DO THIS:
Write out the records word for word, with no pictures.

ENTRIES:
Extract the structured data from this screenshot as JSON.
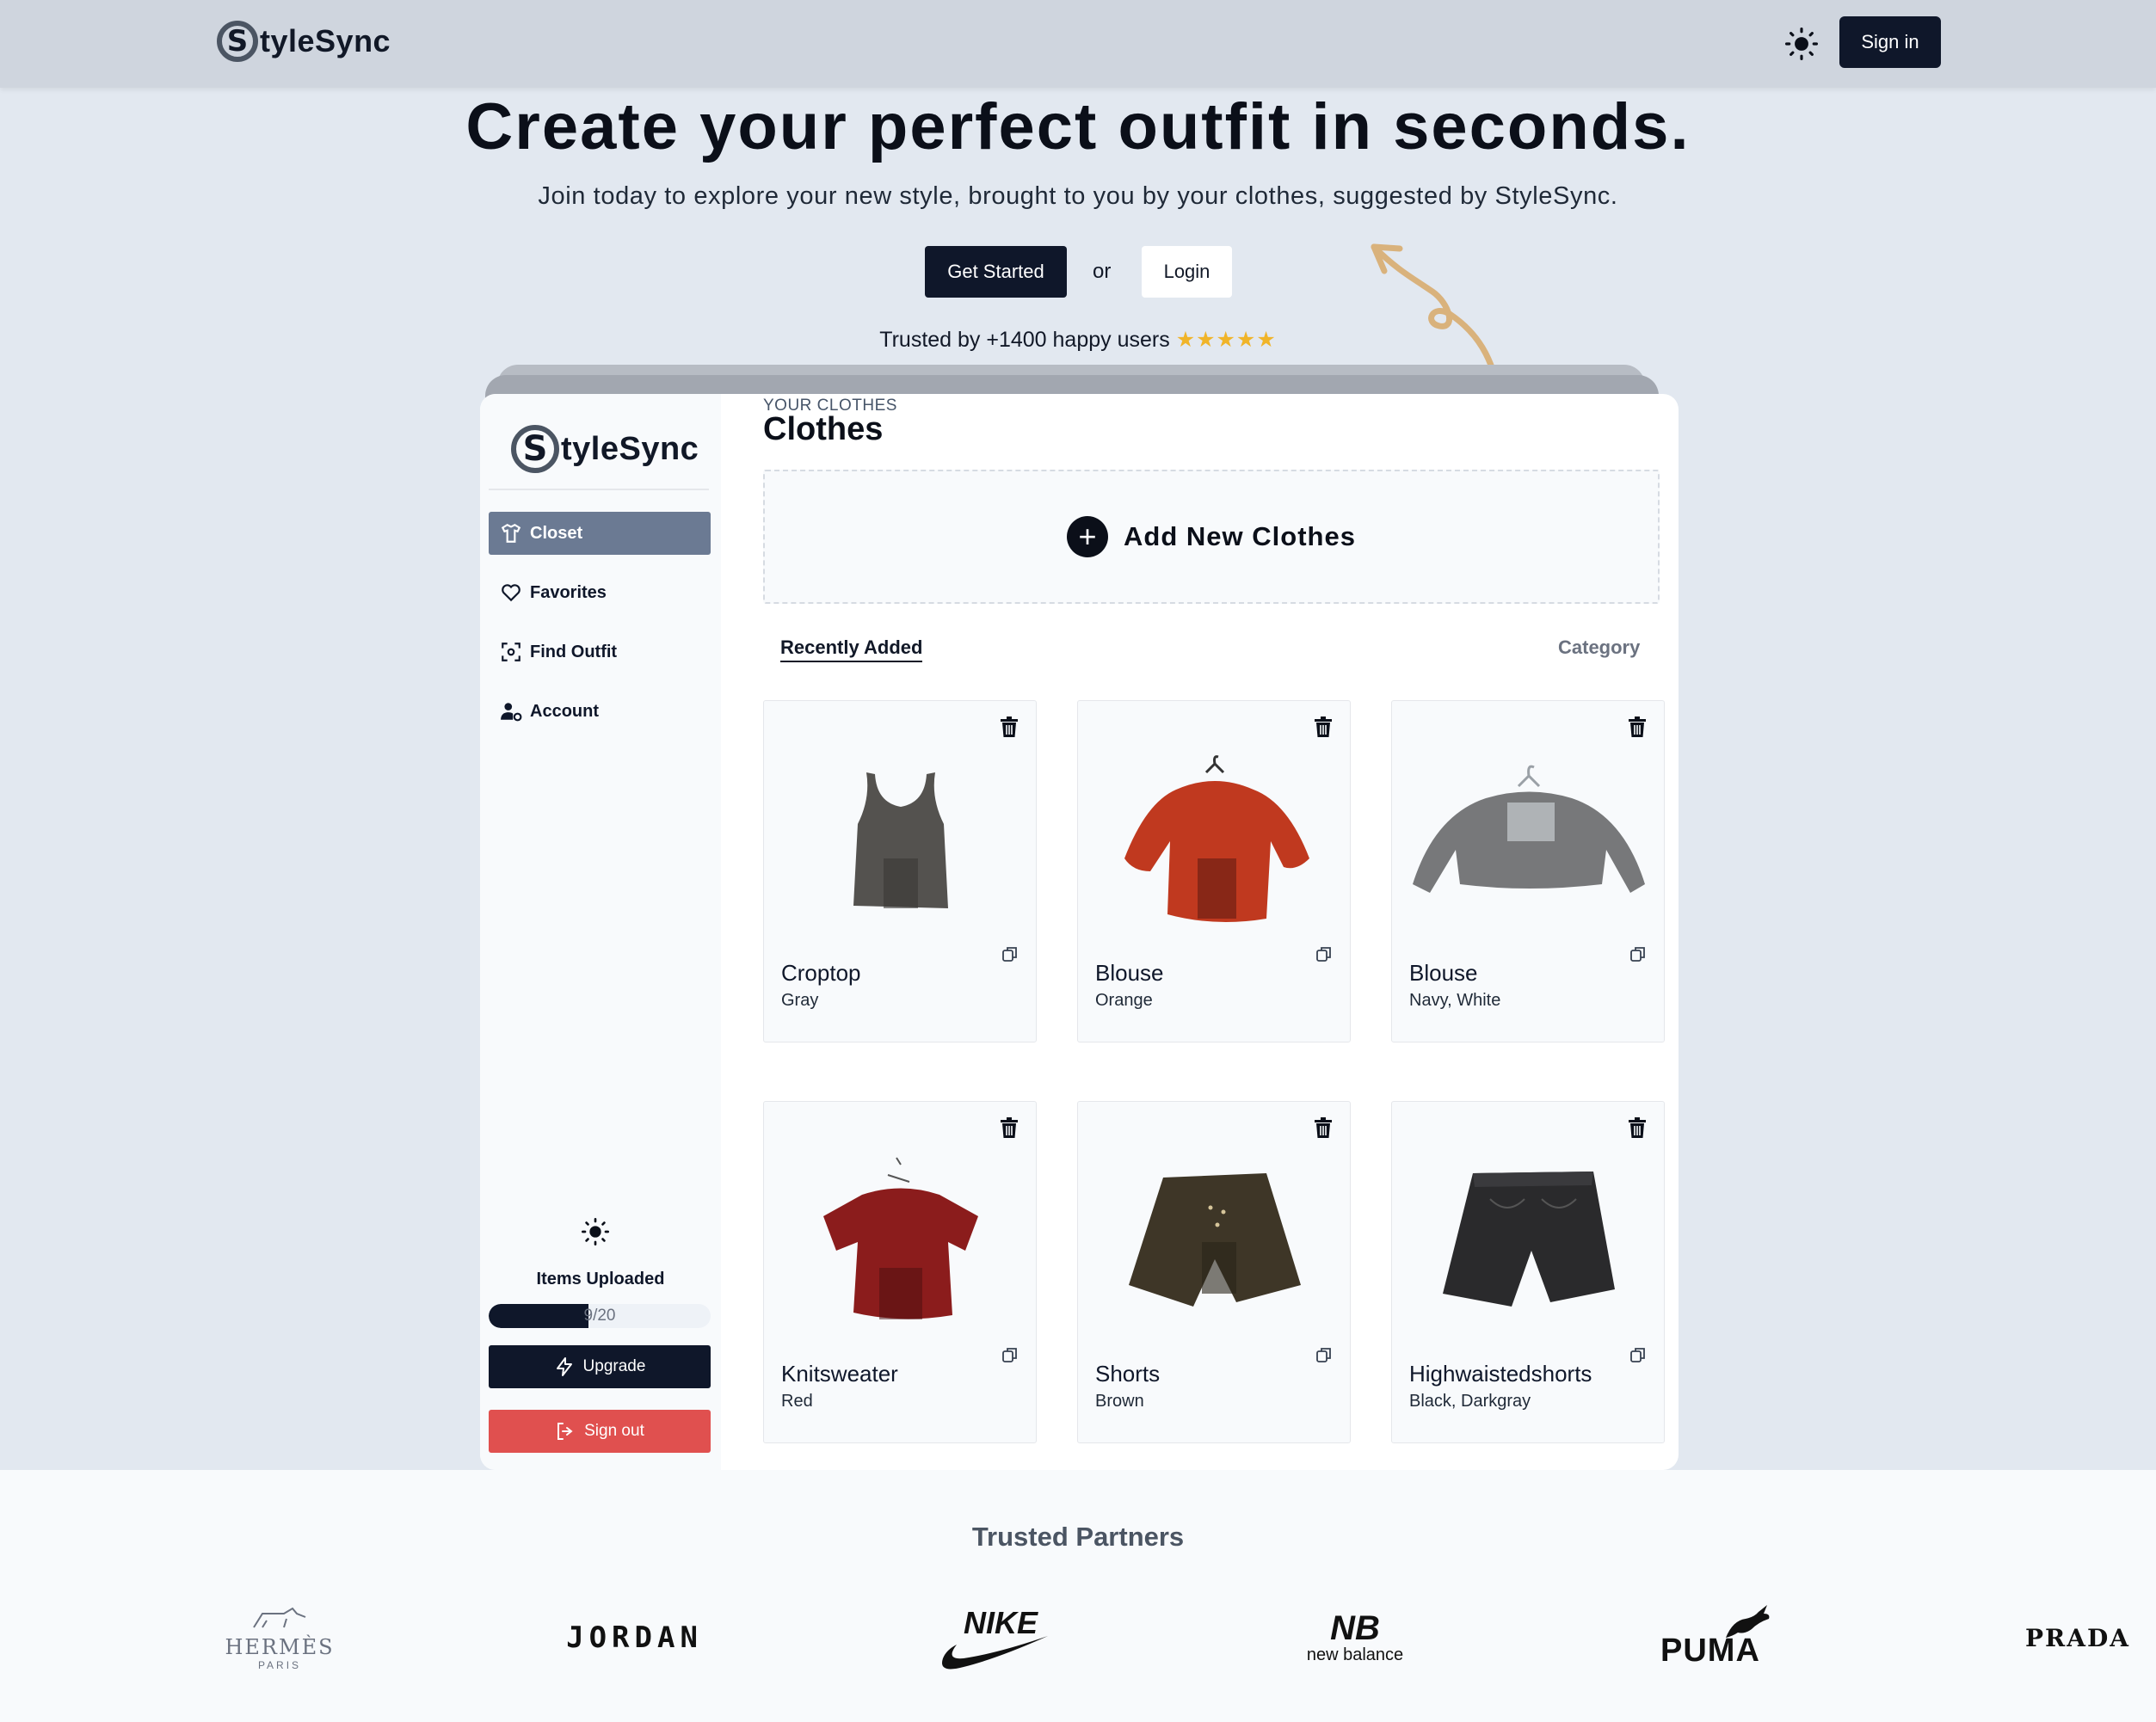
{
  "brand": {
    "name": "StyleSync",
    "s_letter": "S",
    "rest": "tyleSync"
  },
  "nav": {
    "sign_in": "Sign in",
    "theme_icon": "sun-icon"
  },
  "hero": {
    "title": "Create your perfect outfit in seconds.",
    "subtitle": "Join today to explore your new style, brought to you by your clothes, suggested by StyleSync.",
    "get_started": "Get Started",
    "or": "or",
    "login": "Login",
    "trusted": "Trusted by +1400 happy users",
    "stars": "★★★★★"
  },
  "sidebar": {
    "items": [
      {
        "label": "Closet",
        "icon": "hanger-icon",
        "active": true
      },
      {
        "label": "Favorites",
        "icon": "heart-icon",
        "active": false
      },
      {
        "label": "Find Outfit",
        "icon": "scan-icon",
        "active": false
      },
      {
        "label": "Account",
        "icon": "user-settings-icon",
        "active": false
      }
    ],
    "items_uploaded_label": "Items Uploaded",
    "upload_progress": {
      "current": 9,
      "max": 20,
      "text": "9/20"
    },
    "upgrade": "Upgrade",
    "sign_out": "Sign out"
  },
  "closet": {
    "kicker": "YOUR CLOTHES",
    "title": "Clothes",
    "add_new": "Add New Clothes",
    "tabs": {
      "recent": "Recently Added",
      "category": "Category"
    },
    "items": [
      {
        "name": "Croptop",
        "color": "Gray",
        "garment": "tank"
      },
      {
        "name": "Blouse",
        "color": "Orange",
        "garment": "blouse-orange"
      },
      {
        "name": "Blouse",
        "color": "Navy, White",
        "garment": "blouse-gray"
      },
      {
        "name": "Knitsweater",
        "color": "Red",
        "garment": "tee-red"
      },
      {
        "name": "Shorts",
        "color": "Brown",
        "garment": "shorts-brown"
      },
      {
        "name": "Highwaistedshorts",
        "color": "Black, Darkgray",
        "garment": "shorts-black"
      }
    ]
  },
  "partners": {
    "title": "Trusted Partners",
    "logos": [
      {
        "name": "HERMÈS",
        "sub": "PARIS"
      },
      {
        "name": "JORDAN"
      },
      {
        "name": "NIKE"
      },
      {
        "name": "new balance",
        "mark": "NB"
      },
      {
        "name": "PUMA"
      },
      {
        "name": "PRADA"
      }
    ]
  },
  "colors": {
    "primary": "#0f172a",
    "active_nav": "#6b7a93",
    "danger": "#e0504f",
    "star": "#f0b429",
    "arrow": "#d9b27c"
  }
}
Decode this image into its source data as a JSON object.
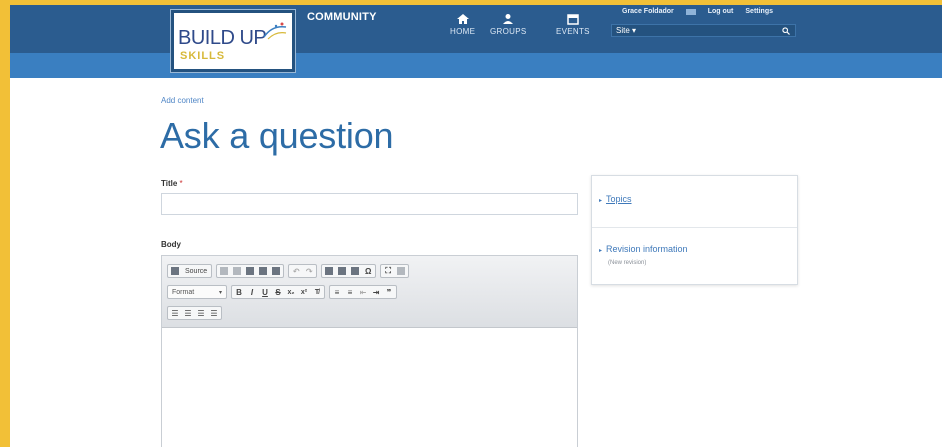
{
  "header": {
    "logo_main": "BUILD UP",
    "logo_sub": "SKILLS",
    "community": "COMMUNITY",
    "nav": [
      {
        "label": "HOME",
        "icon": "home-icon"
      },
      {
        "label": "GROUPS",
        "icon": "groups-icon"
      },
      {
        "label": "EVENTS",
        "icon": "events-icon"
      }
    ],
    "user": {
      "name": "Grace Foldador",
      "logout": "Log out",
      "settings": "Settings"
    },
    "search": {
      "scope": "Site ▾",
      "icon": "search-icon"
    }
  },
  "breadcrumb": "Add content",
  "page_title": "Ask a question",
  "form": {
    "title_label": "Title",
    "title_required": "*",
    "title_value": "",
    "body_label": "Body",
    "editor": {
      "source_label": "Source",
      "format_label": "Format",
      "bold": "B",
      "italic": "I",
      "underline": "U",
      "strike": "S",
      "omega": "Ω",
      "quote": "❞"
    }
  },
  "sidebar": {
    "topics": "Topics",
    "revision": "Revision information",
    "revision_sub": "(New revision)"
  },
  "colors": {
    "header_bg": "#2b5c8f",
    "header_strip": "#3a7fc1",
    "title_blue": "#2d6ca6",
    "link_blue": "#3f79ba",
    "frame_border": "#f2c037"
  }
}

OUTPUT OF THE EXERCISE:
Extract the structured data from this screenshot as JSON.
{
  "brand": {
    "name": "StyleSync",
    "s_letter": "S",
    "rest": "tyleSync"
  },
  "nav": {
    "sign_in": "Sign in",
    "theme_icon": "sun-icon"
  },
  "hero": {
    "title": "Create your perfect outfit in seconds.",
    "subtitle": "Join today to explore your new style, brought to you by your clothes, suggested by StyleSync.",
    "get_started": "Get Started",
    "or": "or",
    "login": "Login",
    "trusted": "Trusted by +1400 happy users",
    "stars": "★★★★★"
  },
  "sidebar": {
    "items": [
      {
        "label": "Closet",
        "icon": "hanger-icon",
        "active": true
      },
      {
        "label": "Favorites",
        "icon": "heart-icon",
        "active": false
      },
      {
        "label": "Find Outfit",
        "icon": "scan-icon",
        "active": false
      },
      {
        "label": "Account",
        "icon": "user-settings-icon",
        "active": false
      }
    ],
    "items_uploaded_label": "Items Uploaded",
    "upload_progress": {
      "current": 9,
      "max": 20,
      "text": "9/20"
    },
    "upgrade": "Upgrade",
    "sign_out": "Sign out"
  },
  "closet": {
    "kicker": "YOUR CLOTHES",
    "title": "Clothes",
    "add_new": "Add New Clothes",
    "tabs": {
      "recent": "Recently Added",
      "category": "Category"
    },
    "items": [
      {
        "name": "Croptop",
        "color": "Gray",
        "garment": "tank"
      },
      {
        "name": "Blouse",
        "color": "Orange",
        "garment": "blouse-orange"
      },
      {
        "name": "Blouse",
        "color": "Navy, White",
        "garment": "blouse-gray"
      },
      {
        "name": "Knitsweater",
        "color": "Red",
        "garment": "tee-red"
      },
      {
        "name": "Shorts",
        "color": "Brown",
        "garment": "shorts-brown"
      },
      {
        "name": "Highwaistedshorts",
        "color": "Black, Darkgray",
        "garment": "shorts-black"
      }
    ]
  },
  "partners": {
    "title": "Trusted Partners",
    "logos": [
      {
        "name": "HERMÈS",
        "sub": "PARIS"
      },
      {
        "name": "JORDAN"
      },
      {
        "name": "NIKE"
      },
      {
        "name": "new balance",
        "mark": "NB"
      },
      {
        "name": "PUMA"
      },
      {
        "name": "PRADA"
      }
    ]
  },
  "colors": {
    "primary": "#0f172a",
    "active_nav": "#6b7a93",
    "danger": "#e0504f",
    "star": "#f0b429",
    "arrow": "#d9b27c"
  }
}
Decode this image into its source data as a JSON object.
{
  "header": {
    "logo_main": "BUILD UP",
    "logo_sub": "SKILLS",
    "community": "COMMUNITY",
    "nav": [
      {
        "label": "HOME",
        "icon": "home-icon"
      },
      {
        "label": "GROUPS",
        "icon": "groups-icon"
      },
      {
        "label": "EVENTS",
        "icon": "events-icon"
      }
    ],
    "user": {
      "name": "Grace Foldador",
      "logout": "Log out",
      "settings": "Settings"
    },
    "search": {
      "scope": "Site ▾",
      "icon": "search-icon"
    }
  },
  "breadcrumb": "Add content",
  "page_title": "Ask a question",
  "form": {
    "title_label": "Title",
    "title_required": "*",
    "title_value": "",
    "body_label": "Body",
    "editor": {
      "source_label": "Source",
      "format_label": "Format",
      "bold": "B",
      "italic": "I",
      "underline": "U",
      "strike": "S",
      "omega": "Ω",
      "quote": "❞"
    }
  },
  "sidebar": {
    "topics": "Topics",
    "revision": "Revision information",
    "revision_sub": "(New revision)"
  },
  "colors": {
    "header_bg": "#2b5c8f",
    "header_strip": "#3a7fc1",
    "title_blue": "#2d6ca6",
    "link_blue": "#3f79ba",
    "frame_border": "#f2c037"
  }
}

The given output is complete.